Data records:
----------
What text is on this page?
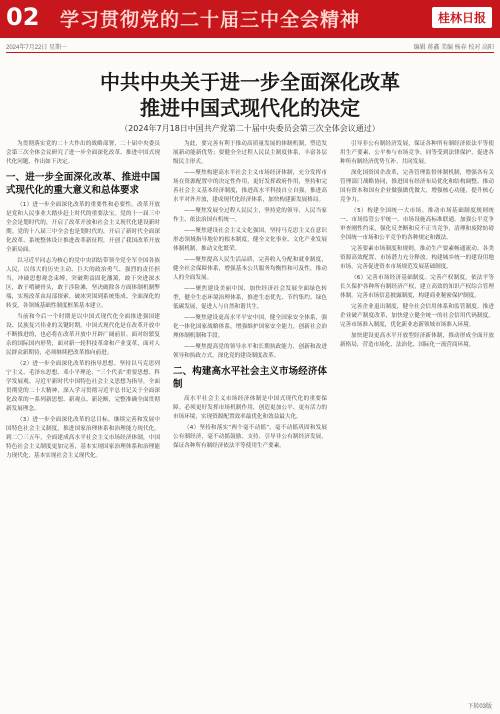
02 学习贯彻党的二十届三中全会精神	桂林日报
2024年7月22日 星期一	编辑 蒋鑫 美编 杨春 校对 高阳
中共中央关于进一步全面深化改革
推进中国式现代化的决定
（2024年7月18日中国共产党第二十届中央委员会第三次全体会议通过）

为贯彻落实党的二十大作出的战略部署，二十届中央委员会第三次全体会议研究了进一步全面深化改革、推进中国式现代化问题，作出如下决定。

一、进一步全面深化改革、推进中国式现代化的重大意义和总体要求

（1）进一步全面深化改革的重要性和必要性。改革开放是党和人民事业大踏步赶上时代的重要法宝。党的十一届三中全会是划时代的，开启了改革开放和社会主义现代化建设新时期。党的十八届三中全会也是划时代的，开启了新时代全面深化改革、系统整体设计推进改革新征程，开创了我国改革开放全新局面。

以习近平同志为核心的党中央团结带领全党全军全国各族人民，以伟大的历史主动、巨大的政治勇气、强烈的责任担当，冲破思想观念束缚，突破利益固化藩篱，敢于突进深水区，敢于啃硬骨头，敢于涉险滩，坚决破除各方面体制机制弊端，实现改革由局部探索、破冰突围到系统集成、全面深化的转变，各领域基础性制度框架基本建立。

当前和今后一个时期是以中国式现代化全面推进强国建设、民族复兴伟业的关键时期。中国式现代化是在改革开放中不断推进的，也必将在改革开放中开辟广阔前景。面对纷繁复杂的国际国内形势，面对新一轮科技革命和产业变革，面对人民群众新期待，必须继续把改革推向前进。

（2）进一步全面深化改革的指导思想。坚持以马克思列宁主义、毛泽东思想、邓小平理论、“三个代表”重要思想、科学发展观、习近平新时代中国特色社会主义思想为指导，全面贯彻党的二十大精神，深入学习贯彻习近平总书记关于全面深化改革的一系列新思想、新观点、新论断，完整准确全面贯彻新发展理念。

（3）进一步全面深化改革的总目标。继续完善和发展中国特色社会主义制度，推进国家治理体系和治理能力现代化。到二〇三五年，全面建成高水平社会主义市场经济体制，中国特色社会主义制度更加完善，基本实现国家治理体系和治理能力现代化，基本实现社会主义现代化。

为此，要完善有利于推动高质量发展的体制机制，塑造发展新动能新优势；要健全全过程人民民主制度体系，丰富各层级民主形式。

——聚焦构建高水平社会主义市场经济体制，充分发挥市场在资源配置中的决定性作用，更好发挥政府作用，坚持和完善社会主义基本经济制度，推进高水平科技自立自强，推进高水平对外开放，建成现代化经济体系，加快构建新发展格局。

——聚焦发展全过程人民民主，坚持党的领导、人民当家作主、依法治国有机统一。

——聚焦建设社会主义文化强国，坚持马克思主义在意识形态领域指导地位的根本制度，健全文化事业、文化产业发展体制机制，推动文化繁荣。

——聚焦提高人民生活品质，完善收入分配和就业制度，健全社会保障体系，增强基本公共服务均衡性和可及性，推动人的全面发展。

——聚焦建设美丽中国，加快经济社会发展全面绿色转型，健全生态环境治理体系，推进生态优先、节约集约、绿色低碳发展，促进人与自然和谐共生。

——聚焦建设更高水平平安中国，健全国家安全体系，强化一体化国家战略体系，增强维护国家安全能力，创新社会治理体制机制和手段。

——聚焦提高党的领导水平和长期执政能力，创新和改进领导和执政方式，深化党的建设制度改革。

二、构建高水平社会主义市场经济体制

高水平社会主义市场经济体制是中国式现代化的重要保障。必须更好发挥市场机制作用，创造更加公平、更有活力的市场环境，实现资源配置效率最优化和效益最大化。

（4）坚持和落实“两个毫不动摇”。毫不动摇巩固和发展公有制经济，毫不动摇鼓励、支持、引导非公有制经济发展，保证各种所有制经济依法平等使用生产要素。

引导非公有制经济发展，保证各种所有制经济依法平等使用生产要素、公平参与市场竞争、同等受到法律保护，促进各种所有制经济优势互补、共同发展。

深化国资国企改革，完善管理监督体制机制，增强各有关管理部门战略协同，推进国有经济布局优化和结构调整，推动国有资本和国有企业做强做优做大，增强核心功能，提升核心竞争力。

（5）构建全国统一大市场。推动市场基础制度规则统一、市场监管公平统一、市场设施高标准联通。加强公平竞争审查刚性约束，强化反垄断和反不正当竞争，清理和废除妨碍全国统一市场和公平竞争的各种规定和做法。

完善要素市场制度和规则，推动生产要素畅通流动、各类资源高效配置、市场潜力充分释放。构建城乡统一的建设用地市场。完善促进资本市场规范发展基础制度。

（6）完善市场经济基础制度。完善产权制度，依法平等长久保护各种所有制经济产权，建立高效的知识产权综合管理体制。完善市场信息披露制度，构建商业秘密保护制度。

完善企业退出制度，健全社会信用体系和监管制度。推进企业破产制度改革，加快建立健全统一的社会信用代码制度。完善市场准入制度，优化新业态新领域市场准入环境。

加快建设更高水平开放型经济新体制，推动形成全面开放新格局，营造市场化、法治化、国际化一流营商环境。

下转03版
----------
WORK TO DO » Using the listing, say how many lines include the word "保证各种所有制经济依法平等使用生产要素", and add nothing else.

WORKED SOLUTION » 2